Figure collection entries
** Begin **

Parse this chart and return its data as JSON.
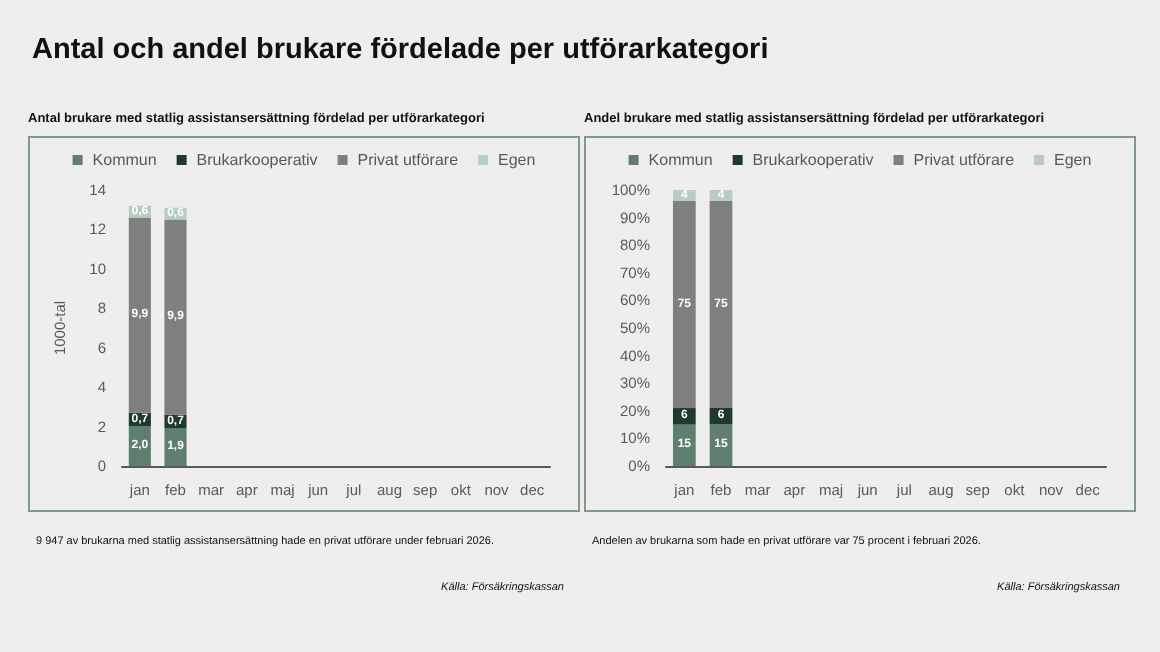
{
  "chart_data": [
    {
      "type": "bar",
      "title": "Antal och andel brukare fördelade per utförarkategori",
      "subtitle": "Antal brukare med statlig assistansersättning fördelad per utförarkategori",
      "ylabel": "1000-tal",
      "categories": [
        "jan",
        "feb",
        "mar",
        "apr",
        "maj",
        "jun",
        "jul",
        "aug",
        "sep",
        "okt",
        "nov",
        "dec"
      ],
      "stacked": true,
      "legend": "top",
      "grid": false,
      "ylim": [
        0,
        14
      ],
      "yticks": [
        0,
        2,
        4,
        6,
        8,
        10,
        12,
        14
      ],
      "series": [
        {
          "name": "Kommun",
          "color": "#5e7f6d",
          "values": [
            2.0,
            1.9,
            null,
            null,
            null,
            null,
            null,
            null,
            null,
            null,
            null,
            null
          ],
          "value_labels": [
            "2,0",
            "1,9",
            null,
            null,
            null,
            null,
            null,
            null,
            null,
            null,
            null,
            null
          ]
        },
        {
          "name": "Brukarkooperativ",
          "color": "#1f3a2d",
          "values": [
            0.7,
            0.7,
            null,
            null,
            null,
            null,
            null,
            null,
            null,
            null,
            null,
            null
          ],
          "value_labels": [
            "0,7",
            "0,7",
            null,
            null,
            null,
            null,
            null,
            null,
            null,
            null,
            null,
            null
          ]
        },
        {
          "name": "Privat utförare",
          "color": "#7f7f7f",
          "values": [
            9.9,
            9.9,
            null,
            null,
            null,
            null,
            null,
            null,
            null,
            null,
            null,
            null
          ],
          "value_labels": [
            "9,9",
            "9,9",
            null,
            null,
            null,
            null,
            null,
            null,
            null,
            null,
            null,
            null
          ]
        },
        {
          "name": "Egen",
          "color": "#b7cdc0",
          "values": [
            0.6,
            0.6,
            null,
            null,
            null,
            null,
            null,
            null,
            null,
            null,
            null,
            null
          ],
          "value_labels": [
            "0,6",
            "0,6",
            null,
            null,
            null,
            null,
            null,
            null,
            null,
            null,
            null,
            null
          ]
        }
      ],
      "annotations": [
        "9 947 av brukarna med statlig assistansersättning hade en privat utförare under februari 2026.",
        "Källa: Försäkringskassan"
      ]
    },
    {
      "type": "bar",
      "subtitle": "Andel brukare med statlig assistansersättning fördelad per utförarkategori",
      "categories": [
        "jan",
        "feb",
        "mar",
        "apr",
        "maj",
        "jun",
        "jul",
        "aug",
        "sep",
        "okt",
        "nov",
        "dec"
      ],
      "stacked": true,
      "legend": "top",
      "grid": false,
      "data_labels": true,
      "ylim": [
        0,
        100
      ],
      "yticks": [
        {
          "value": 0,
          "label": "0%"
        },
        {
          "value": 10,
          "label": "10%"
        },
        {
          "value": 20,
          "label": "20%"
        },
        {
          "value": 30,
          "label": "30%"
        },
        {
          "value": 40,
          "label": "40%"
        },
        {
          "value": 50,
          "label": "50%"
        },
        {
          "value": 60,
          "label": "60%"
        },
        {
          "value": 70,
          "label": "70%"
        },
        {
          "value": 80,
          "label": "80%"
        },
        {
          "value": 90,
          "label": "90%"
        },
        {
          "value": 100,
          "label": "100%"
        }
      ],
      "series": [
        {
          "name": "Kommun",
          "color": "#5e7f6d",
          "values": [
            15,
            15,
            null,
            null,
            null,
            null,
            null,
            null,
            null,
            null,
            null,
            null
          ]
        },
        {
          "name": "Brukarkooperativ",
          "color": "#1f3a2d",
          "values": [
            6,
            6,
            null,
            null,
            null,
            null,
            null,
            null,
            null,
            null,
            null,
            null
          ]
        },
        {
          "name": "Privat utförare",
          "color": "#7f7f7f",
          "values": [
            75,
            75,
            null,
            null,
            null,
            null,
            null,
            null,
            null,
            null,
            null,
            null
          ]
        },
        {
          "name": "Egen",
          "color": "#b7cdc0",
          "values": [
            4,
            4,
            null,
            null,
            null,
            null,
            null,
            null,
            null,
            null,
            null,
            null
          ]
        }
      ],
      "annotations": [
        "Andelen av brukarna som hade en privat utförare var 75 procent i februari 2026.",
        "Källa: Försäkringskassan"
      ]
    }
  ]
}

** End **

Exercise directions -
How many of the lines in the listing above hold the word "hade"? Report only that figure.

Problem solution -
2